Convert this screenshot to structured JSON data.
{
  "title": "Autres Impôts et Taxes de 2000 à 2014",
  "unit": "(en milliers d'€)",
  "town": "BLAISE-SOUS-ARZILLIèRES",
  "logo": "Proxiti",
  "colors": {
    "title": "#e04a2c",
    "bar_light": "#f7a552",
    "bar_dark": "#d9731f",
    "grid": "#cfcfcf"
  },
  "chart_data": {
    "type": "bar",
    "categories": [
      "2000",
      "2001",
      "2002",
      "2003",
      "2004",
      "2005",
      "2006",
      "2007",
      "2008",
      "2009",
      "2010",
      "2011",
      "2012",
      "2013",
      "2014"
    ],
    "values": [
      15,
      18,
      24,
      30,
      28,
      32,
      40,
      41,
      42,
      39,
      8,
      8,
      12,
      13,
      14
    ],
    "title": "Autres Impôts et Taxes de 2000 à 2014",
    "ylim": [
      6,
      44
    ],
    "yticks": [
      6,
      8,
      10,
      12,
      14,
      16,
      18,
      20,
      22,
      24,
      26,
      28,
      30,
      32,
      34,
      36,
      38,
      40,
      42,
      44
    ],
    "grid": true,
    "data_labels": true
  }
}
--*--
### [Work to do]
Write the entire listing out again, word for word.

### [Answer to the exercise]
Convert this screenshot to structured JSON data.
{
  "title": "Autres Impôts et Taxes de 2000 à 2014",
  "unit": "(en milliers d'€)",
  "town": "BLAISE-SOUS-ARZILLIèRES",
  "logo": "Proxiti",
  "colors": {
    "title": "#e04a2c",
    "bar_light": "#f7a552",
    "bar_dark": "#d9731f",
    "grid": "#cfcfcf"
  },
  "chart_data": {
    "type": "bar",
    "categories": [
      "2000",
      "2001",
      "2002",
      "2003",
      "2004",
      "2005",
      "2006",
      "2007",
      "2008",
      "2009",
      "2010",
      "2011",
      "2012",
      "2013",
      "2014"
    ],
    "values": [
      15,
      18,
      24,
      30,
      28,
      32,
      40,
      41,
      42,
      39,
      8,
      8,
      12,
      13,
      14
    ],
    "title": "Autres Impôts et Taxes de 2000 à 2014",
    "ylim": [
      6,
      44
    ],
    "yticks": [
      6,
      8,
      10,
      12,
      14,
      16,
      18,
      20,
      22,
      24,
      26,
      28,
      30,
      32,
      34,
      36,
      38,
      40,
      42,
      44
    ],
    "grid": true,
    "data_labels": true
  }
}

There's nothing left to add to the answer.